▸ CONSEGNA
Continua il testo sulla norma anti rave a partire dall'ultima frase riportata.

▸ TESTO DEL DOCUMENTO
Ma quali rave?! Picchetti, sit-in, occupazioni fabbriche, scuole, blocchi di discariche nocive, centri sociali… galera per tutti.
“L’intervento normativo mira a rafforzare il sistema di prevenzione e di contrasto del fenomeno dei grandi raduni musicali, organizzati clandestinamente (c.d. rave party)”, si legge nella relazione illustrativa della nuova norma.
Ma la norma varata alla prima occasione utile dal consiglio dei ministri non è volta solo a reprimere questi ultimi ma ad agevolare la repressione del dissenso con pene esemplari, oltre che con la forza al momento.
Ora sarà sufficiente delineare il rischio dell’incolumità pubblica e in caso di mancanza di preavviso dell’iniziativa si rischieranno intercettazioni e reclusione fino a sei anni: manifestazioni di piazza, occupazioni di fabbriche o posti di lavoro, picchetti, occupazione di edifici a scopo sociale o abitativo, occupazioni di scuole o università. Il mezzo è servito.
Peraltro una norma simile era già stata introdotta dal decreto Salvini bis, con l’inasprimento dell’art. 633 c.p. “Invasione di fabbricati o edifici” ma, come abbiamo più volte denunciato “la comoda eredità del Salvinismo” è stata accuratamente preservata dai governi “di sinistra” successivi, e ampiamente utilizzata.
Ora, nelle mani di un governo sdoganatamente fascista, le conseguenze saranno facilmente inevitabili, anche solo a livello di deterrenza.
Qualche sentore già ce l’avevamo avuto.
https://www.facebook.com/…/a.36021428…/1292017344703102/
“La nuova legislazione speciale contro i rave varata ieri dal consiglio dei ministri prende di mira non solo e non tanto gli organizzatori delle feste tekno, ma studenti, senza casa e centri sociali. Nel mirino del governo Meloni finisce subito qualsiasi forma di conflittualità sociale
La cosiddetta legge anti rave, così come è scritta, mette nel mirino del Governo Meloni centri sociali e movimenti studenteschi.
Più che una legge volta reprimere con un inasprimento di pene e sanzioni un fenomeno specifico, può essere utilizzata per sgomberare in maniera tempestiva e con gravi conseguenze per chi fosse identificato gli studenti e studentesse che occupano una scuola o un’università, o magari chi entra in un edificio abbandonato per farne un centro sociale per fare attività culturali o di solidarietà.

▸ DATI FORNITI
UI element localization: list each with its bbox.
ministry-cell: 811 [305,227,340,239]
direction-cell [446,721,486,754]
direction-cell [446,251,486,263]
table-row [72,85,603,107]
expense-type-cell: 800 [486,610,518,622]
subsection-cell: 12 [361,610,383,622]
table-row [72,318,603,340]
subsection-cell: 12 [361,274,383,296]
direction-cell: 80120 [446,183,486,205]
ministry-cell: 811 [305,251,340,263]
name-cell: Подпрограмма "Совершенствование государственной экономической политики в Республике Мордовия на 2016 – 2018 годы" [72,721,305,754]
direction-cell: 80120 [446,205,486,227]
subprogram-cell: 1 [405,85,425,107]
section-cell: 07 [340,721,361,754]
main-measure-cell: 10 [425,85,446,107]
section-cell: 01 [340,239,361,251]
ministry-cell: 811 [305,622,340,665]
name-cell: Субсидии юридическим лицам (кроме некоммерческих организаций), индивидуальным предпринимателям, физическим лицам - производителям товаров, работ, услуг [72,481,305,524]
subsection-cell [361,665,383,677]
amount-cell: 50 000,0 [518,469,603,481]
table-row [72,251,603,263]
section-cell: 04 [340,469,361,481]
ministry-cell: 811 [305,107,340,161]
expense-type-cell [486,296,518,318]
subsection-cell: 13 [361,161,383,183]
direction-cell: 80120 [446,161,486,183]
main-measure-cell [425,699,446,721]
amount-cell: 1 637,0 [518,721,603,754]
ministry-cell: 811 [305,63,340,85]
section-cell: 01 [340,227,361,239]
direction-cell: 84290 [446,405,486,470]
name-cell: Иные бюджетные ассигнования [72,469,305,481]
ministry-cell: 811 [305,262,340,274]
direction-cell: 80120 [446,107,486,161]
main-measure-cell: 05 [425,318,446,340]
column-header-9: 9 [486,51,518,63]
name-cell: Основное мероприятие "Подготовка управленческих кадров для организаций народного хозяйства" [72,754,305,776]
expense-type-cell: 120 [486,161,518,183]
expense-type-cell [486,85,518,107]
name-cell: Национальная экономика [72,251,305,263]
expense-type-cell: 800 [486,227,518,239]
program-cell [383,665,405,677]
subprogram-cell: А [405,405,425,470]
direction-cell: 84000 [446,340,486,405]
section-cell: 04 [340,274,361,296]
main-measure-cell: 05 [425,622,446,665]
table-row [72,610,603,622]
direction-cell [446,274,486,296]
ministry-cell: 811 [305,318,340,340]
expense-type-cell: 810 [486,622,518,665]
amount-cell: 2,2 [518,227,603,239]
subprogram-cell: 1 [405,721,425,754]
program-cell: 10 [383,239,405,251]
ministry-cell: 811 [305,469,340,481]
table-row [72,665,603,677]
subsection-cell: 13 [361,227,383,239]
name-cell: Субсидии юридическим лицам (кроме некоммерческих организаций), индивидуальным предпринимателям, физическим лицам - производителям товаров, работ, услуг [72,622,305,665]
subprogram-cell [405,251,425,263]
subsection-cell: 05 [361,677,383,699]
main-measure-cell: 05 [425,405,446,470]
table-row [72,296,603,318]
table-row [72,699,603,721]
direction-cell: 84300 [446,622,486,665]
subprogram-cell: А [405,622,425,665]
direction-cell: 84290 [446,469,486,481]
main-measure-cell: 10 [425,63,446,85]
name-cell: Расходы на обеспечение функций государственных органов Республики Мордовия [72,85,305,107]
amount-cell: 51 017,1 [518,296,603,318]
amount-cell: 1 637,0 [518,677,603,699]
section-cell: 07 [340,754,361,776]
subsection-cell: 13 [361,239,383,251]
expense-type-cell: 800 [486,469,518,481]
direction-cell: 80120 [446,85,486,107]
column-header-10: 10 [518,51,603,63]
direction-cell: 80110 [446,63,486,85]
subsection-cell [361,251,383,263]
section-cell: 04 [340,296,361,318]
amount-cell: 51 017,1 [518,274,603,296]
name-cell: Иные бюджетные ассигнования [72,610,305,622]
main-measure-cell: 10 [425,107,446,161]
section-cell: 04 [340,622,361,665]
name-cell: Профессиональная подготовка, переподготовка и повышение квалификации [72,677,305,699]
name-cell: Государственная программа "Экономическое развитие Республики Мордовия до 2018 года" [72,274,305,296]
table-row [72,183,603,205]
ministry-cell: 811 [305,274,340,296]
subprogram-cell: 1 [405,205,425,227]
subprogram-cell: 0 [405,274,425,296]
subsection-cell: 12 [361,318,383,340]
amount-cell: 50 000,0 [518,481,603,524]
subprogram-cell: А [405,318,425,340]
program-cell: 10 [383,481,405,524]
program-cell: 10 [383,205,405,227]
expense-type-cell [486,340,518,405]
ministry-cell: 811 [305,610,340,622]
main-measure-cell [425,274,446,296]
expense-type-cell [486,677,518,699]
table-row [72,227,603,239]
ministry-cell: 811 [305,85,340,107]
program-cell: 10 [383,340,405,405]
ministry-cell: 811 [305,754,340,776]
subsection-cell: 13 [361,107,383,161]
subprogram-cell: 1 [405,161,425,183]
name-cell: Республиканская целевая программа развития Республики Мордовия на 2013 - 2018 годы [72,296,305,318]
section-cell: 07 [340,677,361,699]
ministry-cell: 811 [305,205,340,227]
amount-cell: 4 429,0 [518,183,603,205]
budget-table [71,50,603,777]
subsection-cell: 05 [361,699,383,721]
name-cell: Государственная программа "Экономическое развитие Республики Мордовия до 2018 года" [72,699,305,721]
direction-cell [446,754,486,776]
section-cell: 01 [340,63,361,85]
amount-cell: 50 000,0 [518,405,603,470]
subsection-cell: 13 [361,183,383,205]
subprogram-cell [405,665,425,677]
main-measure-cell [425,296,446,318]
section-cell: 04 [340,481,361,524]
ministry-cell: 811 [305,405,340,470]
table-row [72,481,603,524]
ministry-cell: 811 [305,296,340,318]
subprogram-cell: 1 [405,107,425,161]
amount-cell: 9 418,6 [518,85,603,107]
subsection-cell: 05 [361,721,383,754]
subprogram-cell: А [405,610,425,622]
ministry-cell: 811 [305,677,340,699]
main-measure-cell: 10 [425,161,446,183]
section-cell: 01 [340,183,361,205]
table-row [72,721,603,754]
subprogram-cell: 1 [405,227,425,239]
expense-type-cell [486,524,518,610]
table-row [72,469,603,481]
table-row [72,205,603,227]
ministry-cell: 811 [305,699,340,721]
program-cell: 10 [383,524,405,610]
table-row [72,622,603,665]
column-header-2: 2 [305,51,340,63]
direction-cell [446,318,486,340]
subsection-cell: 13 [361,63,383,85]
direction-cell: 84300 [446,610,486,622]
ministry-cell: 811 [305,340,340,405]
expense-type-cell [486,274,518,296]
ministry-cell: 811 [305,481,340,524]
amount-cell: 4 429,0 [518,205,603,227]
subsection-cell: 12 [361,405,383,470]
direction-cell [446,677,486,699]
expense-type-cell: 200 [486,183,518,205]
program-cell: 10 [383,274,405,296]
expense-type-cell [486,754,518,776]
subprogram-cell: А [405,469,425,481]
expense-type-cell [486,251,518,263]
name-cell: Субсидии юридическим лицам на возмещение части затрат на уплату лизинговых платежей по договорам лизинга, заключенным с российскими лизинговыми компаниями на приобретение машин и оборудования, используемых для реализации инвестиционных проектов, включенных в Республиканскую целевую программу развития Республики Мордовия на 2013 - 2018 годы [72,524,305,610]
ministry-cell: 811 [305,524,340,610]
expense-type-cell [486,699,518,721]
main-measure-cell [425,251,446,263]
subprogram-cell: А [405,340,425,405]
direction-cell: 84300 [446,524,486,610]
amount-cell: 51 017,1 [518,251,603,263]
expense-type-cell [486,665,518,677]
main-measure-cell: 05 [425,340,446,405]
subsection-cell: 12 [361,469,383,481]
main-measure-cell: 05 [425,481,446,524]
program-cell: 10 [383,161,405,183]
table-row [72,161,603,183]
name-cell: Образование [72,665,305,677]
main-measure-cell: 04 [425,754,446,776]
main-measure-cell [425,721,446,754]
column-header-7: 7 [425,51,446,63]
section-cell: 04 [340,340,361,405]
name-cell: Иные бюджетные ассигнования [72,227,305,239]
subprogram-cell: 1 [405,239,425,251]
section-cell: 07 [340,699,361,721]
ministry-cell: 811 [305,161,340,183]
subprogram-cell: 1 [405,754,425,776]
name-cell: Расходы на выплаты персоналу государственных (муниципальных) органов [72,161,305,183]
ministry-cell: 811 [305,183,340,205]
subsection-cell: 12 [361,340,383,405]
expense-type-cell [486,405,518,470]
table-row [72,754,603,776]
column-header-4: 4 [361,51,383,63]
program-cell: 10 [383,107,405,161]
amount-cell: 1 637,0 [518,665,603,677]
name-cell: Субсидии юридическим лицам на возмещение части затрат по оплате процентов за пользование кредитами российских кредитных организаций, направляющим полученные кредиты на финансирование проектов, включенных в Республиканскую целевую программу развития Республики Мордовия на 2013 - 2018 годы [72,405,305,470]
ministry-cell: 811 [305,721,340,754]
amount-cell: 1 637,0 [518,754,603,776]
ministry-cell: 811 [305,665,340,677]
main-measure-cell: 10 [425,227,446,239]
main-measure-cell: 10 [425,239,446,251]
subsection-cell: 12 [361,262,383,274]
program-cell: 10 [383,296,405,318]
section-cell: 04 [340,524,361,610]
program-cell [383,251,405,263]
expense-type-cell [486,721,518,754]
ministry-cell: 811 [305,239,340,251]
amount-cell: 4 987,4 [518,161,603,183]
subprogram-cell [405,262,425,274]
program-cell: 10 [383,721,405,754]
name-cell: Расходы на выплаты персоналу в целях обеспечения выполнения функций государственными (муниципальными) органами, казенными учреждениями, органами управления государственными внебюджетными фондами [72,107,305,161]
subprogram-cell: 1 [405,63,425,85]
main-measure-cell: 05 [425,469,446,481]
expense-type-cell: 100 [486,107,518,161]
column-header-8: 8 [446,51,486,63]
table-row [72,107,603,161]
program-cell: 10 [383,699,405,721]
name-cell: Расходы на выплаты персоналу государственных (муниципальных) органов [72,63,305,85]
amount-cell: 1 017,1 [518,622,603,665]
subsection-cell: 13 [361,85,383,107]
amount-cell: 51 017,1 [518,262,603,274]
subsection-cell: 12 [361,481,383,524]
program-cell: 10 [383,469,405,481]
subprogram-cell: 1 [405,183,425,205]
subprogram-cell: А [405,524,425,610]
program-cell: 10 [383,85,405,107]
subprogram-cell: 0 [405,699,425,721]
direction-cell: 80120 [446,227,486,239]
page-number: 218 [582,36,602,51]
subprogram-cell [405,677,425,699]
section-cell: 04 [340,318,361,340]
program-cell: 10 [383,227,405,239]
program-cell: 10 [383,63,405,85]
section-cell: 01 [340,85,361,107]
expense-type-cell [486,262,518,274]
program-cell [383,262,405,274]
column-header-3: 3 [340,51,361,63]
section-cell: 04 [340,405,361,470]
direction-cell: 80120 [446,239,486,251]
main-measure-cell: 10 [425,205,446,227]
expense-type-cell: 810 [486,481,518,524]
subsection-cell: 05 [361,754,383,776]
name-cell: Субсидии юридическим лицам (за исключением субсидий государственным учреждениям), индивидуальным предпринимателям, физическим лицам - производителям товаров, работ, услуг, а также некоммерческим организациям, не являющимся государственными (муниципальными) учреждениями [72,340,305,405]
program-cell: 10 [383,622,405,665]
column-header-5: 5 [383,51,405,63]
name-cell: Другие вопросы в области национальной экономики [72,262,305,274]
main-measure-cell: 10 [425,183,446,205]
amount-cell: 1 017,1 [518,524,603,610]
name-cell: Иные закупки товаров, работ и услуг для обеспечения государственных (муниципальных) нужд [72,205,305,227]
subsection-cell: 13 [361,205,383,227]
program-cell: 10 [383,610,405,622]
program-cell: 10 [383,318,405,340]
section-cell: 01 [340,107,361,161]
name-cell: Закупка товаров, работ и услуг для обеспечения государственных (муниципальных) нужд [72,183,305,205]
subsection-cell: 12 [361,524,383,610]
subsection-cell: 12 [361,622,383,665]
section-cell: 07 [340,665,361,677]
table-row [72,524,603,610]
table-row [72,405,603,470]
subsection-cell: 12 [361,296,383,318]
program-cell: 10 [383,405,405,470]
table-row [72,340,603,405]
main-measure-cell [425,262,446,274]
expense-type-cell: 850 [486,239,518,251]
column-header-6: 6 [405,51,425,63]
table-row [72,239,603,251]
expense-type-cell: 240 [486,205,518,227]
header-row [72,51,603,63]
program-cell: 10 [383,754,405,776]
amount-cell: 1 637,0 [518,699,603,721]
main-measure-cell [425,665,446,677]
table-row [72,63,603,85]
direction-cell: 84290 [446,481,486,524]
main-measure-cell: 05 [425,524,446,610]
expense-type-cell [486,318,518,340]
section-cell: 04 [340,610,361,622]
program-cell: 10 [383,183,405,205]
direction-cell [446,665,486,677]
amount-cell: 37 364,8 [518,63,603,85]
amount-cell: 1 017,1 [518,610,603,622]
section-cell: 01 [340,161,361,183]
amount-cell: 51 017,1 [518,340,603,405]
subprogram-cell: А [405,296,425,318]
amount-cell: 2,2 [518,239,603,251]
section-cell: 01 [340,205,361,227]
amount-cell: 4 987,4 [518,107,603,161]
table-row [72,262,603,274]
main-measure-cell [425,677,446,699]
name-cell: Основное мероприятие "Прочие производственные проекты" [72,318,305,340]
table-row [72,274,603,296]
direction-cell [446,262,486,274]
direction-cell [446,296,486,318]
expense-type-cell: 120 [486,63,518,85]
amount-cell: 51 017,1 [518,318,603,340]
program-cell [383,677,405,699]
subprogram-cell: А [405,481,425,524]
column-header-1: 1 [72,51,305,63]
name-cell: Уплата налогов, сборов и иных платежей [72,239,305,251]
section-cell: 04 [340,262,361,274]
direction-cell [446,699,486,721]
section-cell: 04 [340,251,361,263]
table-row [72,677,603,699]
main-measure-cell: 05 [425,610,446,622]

▸ RISPOSTA
Insomma la “pacchia è finita” sì, ma non tanto e non solo per gli organizzatori di free party a base di musica tekno, quanto per chi potenzialmente può organizzare nelle piazze l’opposizione al governo delle destre.
Pensate all’occupazione della Facoltà di Scienze Politiche alla Sapienza, avvenuta la scorsa settimana dopo le cariche della polizia, quando centinaia di studenti hanno “invaso l’edificio”, all’interno della città universitaria. Se quel raduno fosse stato giudicato “pericoloso per l’ordine pubblico o l’incolumità pubblica o la salute pubblica”, ecco che la polizia sarebbe potuta intervenire con multe fino a 10.000 euro e pene fino a sei anni di reclusione per gli organizzatori.
Ma la stessa cosa può valere per chi organizza una manifestazione non autorizzato, occupa un cantiere, un campo o un palazzo abbandonato.
La definizione di “pericolo per l’ordine pubblico” d’altronde è talmente vaga da poter essere facilmente piegata alla bisogna per reprimere duramente il dissenso. Se ci pensiamo anche gli operai che occupano una fabbrica potrebbero essere colpiti dalla norma anti rave, adducendo magari l’incolumità pubblica tra le motivazioni.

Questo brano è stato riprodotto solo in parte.